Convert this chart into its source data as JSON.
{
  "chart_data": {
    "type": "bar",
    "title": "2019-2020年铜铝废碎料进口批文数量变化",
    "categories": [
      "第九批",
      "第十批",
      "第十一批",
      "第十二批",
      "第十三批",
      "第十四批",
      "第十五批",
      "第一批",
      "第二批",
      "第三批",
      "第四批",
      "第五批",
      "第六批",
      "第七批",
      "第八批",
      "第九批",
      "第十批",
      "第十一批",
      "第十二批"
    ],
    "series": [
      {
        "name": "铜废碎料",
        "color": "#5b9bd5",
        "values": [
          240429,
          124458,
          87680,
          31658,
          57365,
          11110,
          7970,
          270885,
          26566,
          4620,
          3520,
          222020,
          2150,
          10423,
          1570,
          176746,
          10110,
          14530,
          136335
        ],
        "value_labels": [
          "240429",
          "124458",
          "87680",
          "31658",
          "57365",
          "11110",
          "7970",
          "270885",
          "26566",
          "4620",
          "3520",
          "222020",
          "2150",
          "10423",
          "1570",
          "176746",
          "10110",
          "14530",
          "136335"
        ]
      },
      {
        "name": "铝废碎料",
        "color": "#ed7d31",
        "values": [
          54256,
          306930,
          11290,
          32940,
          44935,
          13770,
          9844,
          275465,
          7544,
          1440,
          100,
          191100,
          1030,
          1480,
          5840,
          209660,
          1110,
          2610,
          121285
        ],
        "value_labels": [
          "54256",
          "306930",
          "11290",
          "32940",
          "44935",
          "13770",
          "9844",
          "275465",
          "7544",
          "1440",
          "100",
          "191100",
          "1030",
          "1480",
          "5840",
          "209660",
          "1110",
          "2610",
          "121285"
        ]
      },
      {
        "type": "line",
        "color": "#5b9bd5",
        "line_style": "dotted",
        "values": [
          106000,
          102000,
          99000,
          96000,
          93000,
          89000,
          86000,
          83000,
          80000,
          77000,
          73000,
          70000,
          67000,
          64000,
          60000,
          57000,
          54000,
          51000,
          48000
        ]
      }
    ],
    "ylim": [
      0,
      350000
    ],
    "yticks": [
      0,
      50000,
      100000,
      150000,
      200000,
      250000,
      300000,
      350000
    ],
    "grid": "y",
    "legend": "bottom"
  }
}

----------------

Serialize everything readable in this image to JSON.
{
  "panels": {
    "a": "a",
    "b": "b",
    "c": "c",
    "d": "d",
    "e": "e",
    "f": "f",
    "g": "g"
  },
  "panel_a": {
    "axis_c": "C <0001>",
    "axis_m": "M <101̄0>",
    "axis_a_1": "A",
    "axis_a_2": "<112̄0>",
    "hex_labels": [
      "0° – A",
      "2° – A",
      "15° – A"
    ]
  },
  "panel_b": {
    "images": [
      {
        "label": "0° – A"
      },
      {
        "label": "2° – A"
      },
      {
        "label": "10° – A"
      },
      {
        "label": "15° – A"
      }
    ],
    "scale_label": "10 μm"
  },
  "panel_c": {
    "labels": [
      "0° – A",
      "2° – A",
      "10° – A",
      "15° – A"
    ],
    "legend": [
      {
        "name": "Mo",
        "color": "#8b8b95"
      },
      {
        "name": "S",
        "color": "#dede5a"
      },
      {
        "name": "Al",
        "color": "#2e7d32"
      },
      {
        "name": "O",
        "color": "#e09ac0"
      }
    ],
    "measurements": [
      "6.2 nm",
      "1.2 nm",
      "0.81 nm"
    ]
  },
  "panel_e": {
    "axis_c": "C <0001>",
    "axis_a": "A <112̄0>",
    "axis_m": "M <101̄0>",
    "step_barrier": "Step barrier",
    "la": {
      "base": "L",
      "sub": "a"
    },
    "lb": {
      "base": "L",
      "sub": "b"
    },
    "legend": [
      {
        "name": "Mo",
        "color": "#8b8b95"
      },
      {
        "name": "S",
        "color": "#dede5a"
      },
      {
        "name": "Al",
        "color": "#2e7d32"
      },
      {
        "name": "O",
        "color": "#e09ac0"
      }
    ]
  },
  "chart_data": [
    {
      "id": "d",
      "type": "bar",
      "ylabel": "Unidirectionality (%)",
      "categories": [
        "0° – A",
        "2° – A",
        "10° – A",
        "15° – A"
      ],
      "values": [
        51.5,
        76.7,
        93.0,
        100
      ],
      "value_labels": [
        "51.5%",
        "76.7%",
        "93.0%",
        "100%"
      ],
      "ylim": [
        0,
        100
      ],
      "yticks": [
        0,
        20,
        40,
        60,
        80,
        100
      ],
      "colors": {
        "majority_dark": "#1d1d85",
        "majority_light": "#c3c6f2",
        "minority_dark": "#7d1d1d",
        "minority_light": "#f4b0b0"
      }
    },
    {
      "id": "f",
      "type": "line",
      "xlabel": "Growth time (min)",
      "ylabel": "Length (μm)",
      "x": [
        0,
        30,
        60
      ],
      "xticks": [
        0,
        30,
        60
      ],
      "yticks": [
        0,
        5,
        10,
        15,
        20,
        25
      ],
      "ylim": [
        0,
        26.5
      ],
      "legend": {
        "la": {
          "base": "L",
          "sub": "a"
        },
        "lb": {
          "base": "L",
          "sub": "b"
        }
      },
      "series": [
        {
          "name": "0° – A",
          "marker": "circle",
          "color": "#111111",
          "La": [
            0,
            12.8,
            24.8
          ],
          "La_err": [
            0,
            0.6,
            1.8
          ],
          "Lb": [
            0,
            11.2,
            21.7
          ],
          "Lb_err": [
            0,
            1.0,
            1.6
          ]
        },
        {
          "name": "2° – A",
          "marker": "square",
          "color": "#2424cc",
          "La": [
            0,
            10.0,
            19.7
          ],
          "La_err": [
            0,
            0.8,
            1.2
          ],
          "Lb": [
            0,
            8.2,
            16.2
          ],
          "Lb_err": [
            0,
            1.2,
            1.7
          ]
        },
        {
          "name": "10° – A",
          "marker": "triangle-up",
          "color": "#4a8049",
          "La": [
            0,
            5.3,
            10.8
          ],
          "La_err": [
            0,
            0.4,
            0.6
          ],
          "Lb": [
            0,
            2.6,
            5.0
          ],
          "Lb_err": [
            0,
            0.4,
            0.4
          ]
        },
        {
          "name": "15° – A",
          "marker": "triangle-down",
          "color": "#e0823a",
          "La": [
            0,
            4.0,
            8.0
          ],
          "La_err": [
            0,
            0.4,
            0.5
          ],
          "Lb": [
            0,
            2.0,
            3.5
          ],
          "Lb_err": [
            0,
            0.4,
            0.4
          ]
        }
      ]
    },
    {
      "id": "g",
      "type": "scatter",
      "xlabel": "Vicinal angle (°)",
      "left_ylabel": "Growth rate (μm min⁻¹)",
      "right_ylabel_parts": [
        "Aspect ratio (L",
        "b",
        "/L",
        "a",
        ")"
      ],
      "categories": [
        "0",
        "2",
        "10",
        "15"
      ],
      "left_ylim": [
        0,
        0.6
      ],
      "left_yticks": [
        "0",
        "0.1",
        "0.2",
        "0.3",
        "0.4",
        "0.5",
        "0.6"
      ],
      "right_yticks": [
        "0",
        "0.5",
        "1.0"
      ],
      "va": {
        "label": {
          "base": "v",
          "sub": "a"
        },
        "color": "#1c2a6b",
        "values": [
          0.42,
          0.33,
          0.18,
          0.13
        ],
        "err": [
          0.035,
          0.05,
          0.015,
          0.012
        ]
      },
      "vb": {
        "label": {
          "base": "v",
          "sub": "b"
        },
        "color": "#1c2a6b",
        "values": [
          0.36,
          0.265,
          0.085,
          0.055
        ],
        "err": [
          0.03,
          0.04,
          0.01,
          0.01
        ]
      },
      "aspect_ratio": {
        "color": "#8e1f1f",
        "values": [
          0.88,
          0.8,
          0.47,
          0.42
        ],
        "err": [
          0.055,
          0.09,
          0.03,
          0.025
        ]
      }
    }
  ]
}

----------------

AIM OF THE TASK: Scan the records above for the string "Growth", then report every line that contains it.

FULL SOLUTION:
      "xlabel": "Growth time (min)",
      "left_ylabel": "Growth rate (μm min⁻¹)",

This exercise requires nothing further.